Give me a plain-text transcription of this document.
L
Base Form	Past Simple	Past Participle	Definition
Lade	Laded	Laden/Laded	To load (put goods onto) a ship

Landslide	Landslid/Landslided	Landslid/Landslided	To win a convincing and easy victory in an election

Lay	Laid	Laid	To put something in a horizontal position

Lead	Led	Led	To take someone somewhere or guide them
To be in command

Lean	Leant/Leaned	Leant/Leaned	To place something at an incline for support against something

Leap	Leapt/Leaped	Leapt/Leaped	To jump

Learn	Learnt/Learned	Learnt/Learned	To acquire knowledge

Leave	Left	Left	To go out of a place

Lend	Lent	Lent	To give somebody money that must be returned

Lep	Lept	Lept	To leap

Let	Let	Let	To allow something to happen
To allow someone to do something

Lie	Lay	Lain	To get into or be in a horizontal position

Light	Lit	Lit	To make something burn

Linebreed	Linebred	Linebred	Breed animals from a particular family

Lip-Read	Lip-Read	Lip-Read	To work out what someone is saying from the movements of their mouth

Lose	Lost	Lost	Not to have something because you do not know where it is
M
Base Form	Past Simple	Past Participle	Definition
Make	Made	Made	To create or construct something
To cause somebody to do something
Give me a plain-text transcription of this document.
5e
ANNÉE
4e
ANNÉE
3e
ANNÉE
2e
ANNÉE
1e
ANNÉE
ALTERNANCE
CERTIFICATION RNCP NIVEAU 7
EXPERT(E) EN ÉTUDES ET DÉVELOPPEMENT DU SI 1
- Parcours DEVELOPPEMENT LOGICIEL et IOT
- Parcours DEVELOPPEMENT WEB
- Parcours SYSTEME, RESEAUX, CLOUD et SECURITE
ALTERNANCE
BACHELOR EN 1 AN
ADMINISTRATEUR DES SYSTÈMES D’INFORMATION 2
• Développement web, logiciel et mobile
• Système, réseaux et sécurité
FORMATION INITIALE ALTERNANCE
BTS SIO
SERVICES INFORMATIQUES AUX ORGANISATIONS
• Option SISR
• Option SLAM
********************
» **WHAT IS NEEDED**:
Print every line of the records exactly. Omit nothing.

» **TASK OUTPUT**:
Give me a plain-text transcription of this document.
L
Base Form	Past Simple	Past Participle	Definition
Lade	Laded	Laden/Laded	To load (put goods onto) a ship

Landslide	Landslid/Landslided	Landslid/Landslided	To win a convincing and easy victory in an election

Lay	Laid	Laid	To put something in a horizontal position

Lead	Led	Led	To take someone somewhere or guide them
To be in command

Lean	Leant/Leaned	Leant/Leaned	To place something at an incline for support against something

Leap	Leapt/Leaped	Leapt/Leaped	To jump

Learn	Learnt/Learned	Learnt/Learned	To acquire knowledge

Leave	Left	Left	To go out of a place

Lend	Lent	Lent	To give somebody money that must be returned

Lep	Lept	Lept	To leap

Let	Let	Let	To allow something to happen
To allow someone to do something

Lie	Lay	Lain	To get into or be in a horizontal position

Light	Lit	Lit	To make something burn

Linebreed	Linebred	Linebred	Breed animals from a particular family

Lip-Read	Lip-Read	Lip-Read	To work out what someone is saying from the movements of their mouth

Lose	Lost	Lost	Not to have something because you do not know where it is
M
Base Form	Past Simple	Past Participle	Definition
Make	Made	Made	To create or construct something
To cause somebody to do something
Give me a plain-text transcription of this document.
5e
ANNÉE
4e
ANNÉE
3e
ANNÉE
2e
ANNÉE
1e
ANNÉE
ALTERNANCE
CERTIFICATION RNCP NIVEAU 7
EXPERT(E) EN ÉTUDES ET DÉVELOPPEMENT DU SI 1
- Parcours DEVELOPPEMENT LOGICIEL et IOT
- Parcours DEVELOPPEMENT WEB
- Parcours SYSTEME, RESEAUX, CLOUD et SECURITE
ALTERNANCE
BACHELOR EN 1 AN
ADMINISTRATEUR DES SYSTÈMES D’INFORMATION 2
• Développement web, logiciel et mobile
• Système, réseaux et sécurité
FORMATION INITIALE ALTERNANCE
BTS SIO
SERVICES INFORMATIQUES AUX ORGANISATIONS
• Option SISR
• Option SLAM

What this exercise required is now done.